Aaaah finaly a good explenatory on supports.. i have constant battles between me and my prints failing. Specially on figure models with capes of which the (floating) tips would fail again and again because the supports have so little to support the tips in special.. This video makes it very clear on what what setting does exactly! thank you so much hope this works for me..
Thanks for the great info. I agree tree support works really well. I have had some trouble with delicate overhangs. The tree base is too small and the extruder sometimes knocks them down. Outside of that, tree support is my goto feature.
What would 3D printing be, without RU-vid and great people that makes grat videos !?!.. Bought my first 3D printer about a month ago (Ender 3) , and i've looked at support with fear until now. Thank you so much for making good videos that i can learn from, and look at the settings you use to get good prints :-D
Thank you! I just tried out tree supports for the first time with a detailed character, the supports came off in one piece, leaving all detail on the mini! I was dreading cleaning this thing up.
Thank you for posting this! I've been using Cura for a while with my Ender 3, but I never noticed the experimental options. I really like the idea of tree supports and this video answered all of my questions. Thanks again!
Absolutely love your channel! You’re videos are answering all of my questions I have for 3D printing for self designs to sell in the future. One of the best teachers online and hope to learn more from you
I haven't used Cura yet, but you're very close to having won me over to try it, Chuck! It appears to have surpassed Simplify3D in almost every area, and I think Simplify3D will struggle somewhat to get people to pay for the upcoming (probably still a year away) v5. Great video!
I like your explanation of how to do things using Cura one thing when you are working only with supports & tree support close the rest of the drop down lists so we can focus on the two your elaborating on. Thanks keep up the good work.
thanks for taking the time to explain all the options in setting this up. I know I have wasted so much material failure after failure...this helped SOOO much. Thank you.
Thank you for this video. I haven't printed anything from a while now because I hate cleaning up supports. I am hoping these types of supports will fix that and I will 3D print a lot more often.
Been following your videos and they have been a huge help!! Just wanted to say thanks. I have also used your affiliate links to buy hardware and fittings. Thanks again and keep up the great work!

◆ Data
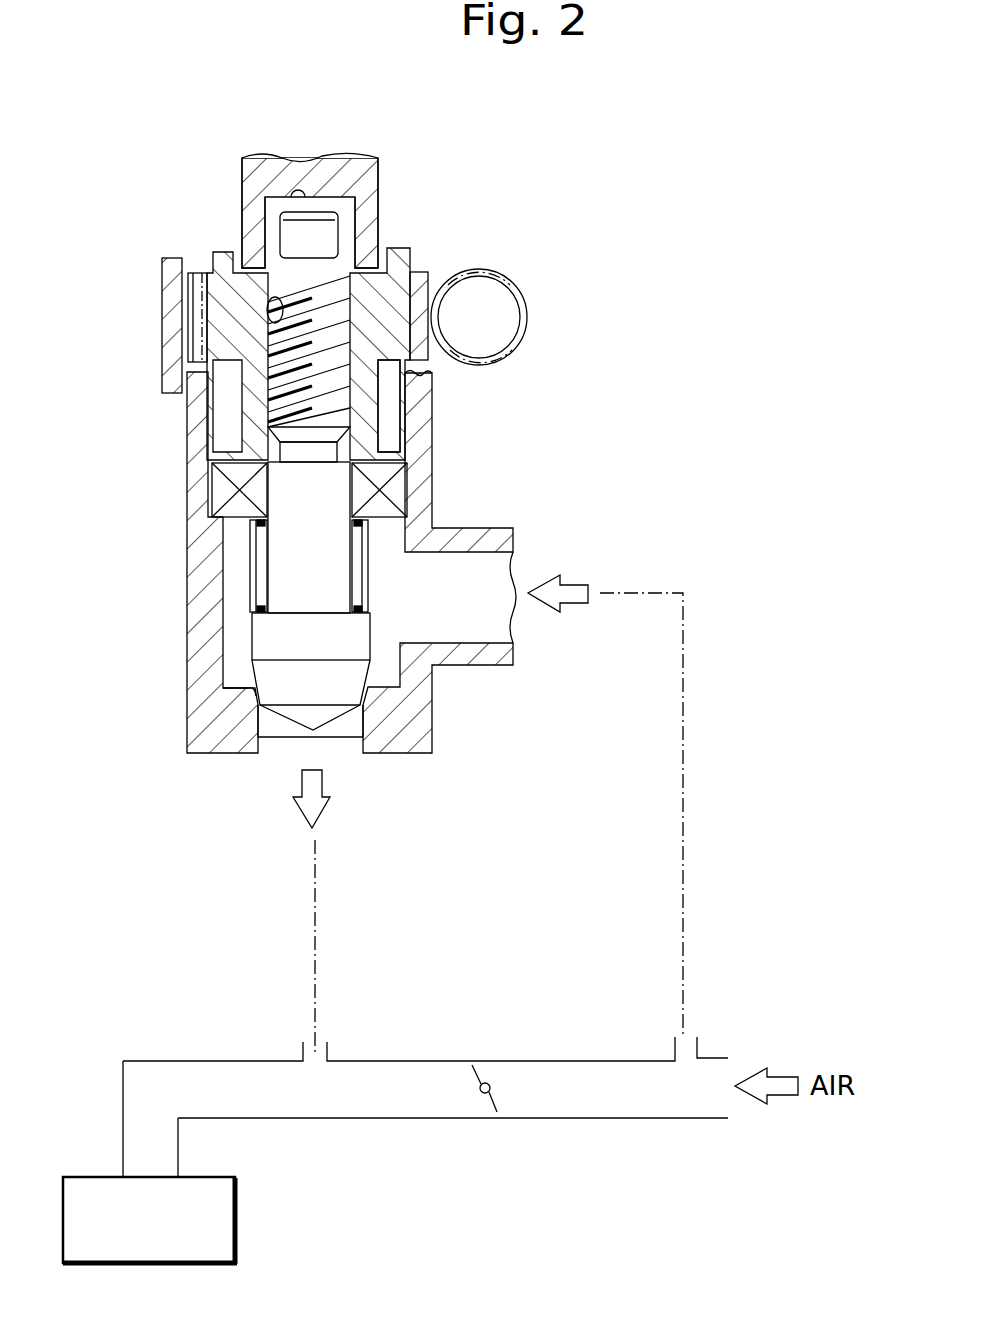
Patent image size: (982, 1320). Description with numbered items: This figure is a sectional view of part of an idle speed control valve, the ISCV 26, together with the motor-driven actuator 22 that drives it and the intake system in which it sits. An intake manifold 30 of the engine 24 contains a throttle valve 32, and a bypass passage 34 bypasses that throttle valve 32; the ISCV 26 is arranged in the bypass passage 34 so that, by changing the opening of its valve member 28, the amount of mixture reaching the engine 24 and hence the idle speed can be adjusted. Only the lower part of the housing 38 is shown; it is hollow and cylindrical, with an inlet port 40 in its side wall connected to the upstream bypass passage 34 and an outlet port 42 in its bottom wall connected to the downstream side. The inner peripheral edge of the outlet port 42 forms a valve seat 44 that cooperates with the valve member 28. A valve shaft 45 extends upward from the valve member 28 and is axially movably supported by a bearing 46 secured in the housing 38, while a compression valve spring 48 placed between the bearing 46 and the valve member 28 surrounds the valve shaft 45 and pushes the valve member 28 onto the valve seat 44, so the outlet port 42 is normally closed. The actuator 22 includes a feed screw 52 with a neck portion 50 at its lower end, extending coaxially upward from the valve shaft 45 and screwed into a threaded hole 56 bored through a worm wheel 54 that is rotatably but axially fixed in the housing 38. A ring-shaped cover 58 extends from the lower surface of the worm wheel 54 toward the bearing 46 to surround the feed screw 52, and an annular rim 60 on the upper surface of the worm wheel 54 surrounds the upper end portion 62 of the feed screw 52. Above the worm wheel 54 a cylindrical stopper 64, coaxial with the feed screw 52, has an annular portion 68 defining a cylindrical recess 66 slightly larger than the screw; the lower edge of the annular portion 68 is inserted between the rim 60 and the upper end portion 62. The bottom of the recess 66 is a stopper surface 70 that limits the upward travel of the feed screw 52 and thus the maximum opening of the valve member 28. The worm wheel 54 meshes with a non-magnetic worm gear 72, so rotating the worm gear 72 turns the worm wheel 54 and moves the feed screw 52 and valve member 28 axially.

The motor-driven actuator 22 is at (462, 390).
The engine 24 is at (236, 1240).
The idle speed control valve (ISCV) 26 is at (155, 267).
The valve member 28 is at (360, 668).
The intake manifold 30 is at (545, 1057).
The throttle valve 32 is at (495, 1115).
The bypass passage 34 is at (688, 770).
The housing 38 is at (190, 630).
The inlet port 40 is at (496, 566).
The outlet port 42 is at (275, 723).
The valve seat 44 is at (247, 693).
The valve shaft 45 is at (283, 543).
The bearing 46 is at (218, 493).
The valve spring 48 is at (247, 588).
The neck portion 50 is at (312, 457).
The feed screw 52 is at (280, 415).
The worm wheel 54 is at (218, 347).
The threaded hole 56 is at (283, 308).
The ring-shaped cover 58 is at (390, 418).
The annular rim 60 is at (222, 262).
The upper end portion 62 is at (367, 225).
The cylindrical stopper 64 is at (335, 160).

◆ Work to do
1. In the comments on tree supports, which printer did the commenter who bought a first 3D printer about a month ago buy?
2. Edit the comments on tree supports from "I like your" to "the great work!", changing "affiliate links" to "referral links".

◆ In response
1. An Ender 3.

2.
I like your explanation of how to do things using Cura one thing when you are working only with supports & tree support close the rest of the drop down lists so we can focus on the two your elaborating on. Thanks keep up the good work.
thanks for taking the time to explain all the options in setting this up. I know I have wasted so much material failure after failure...this helped SOOO much. Thank you.
Thank you for this video. I haven't printed anything from a while now because I hate cleaning up supports. I am hoping these types of supports will fix that and I will 3D print a lot more often.
Been following your videos and they have been a huge help!! Just wanted to say thanks. I have also used your referral links to buy hardware and fittings. Thanks again and keep up the great work!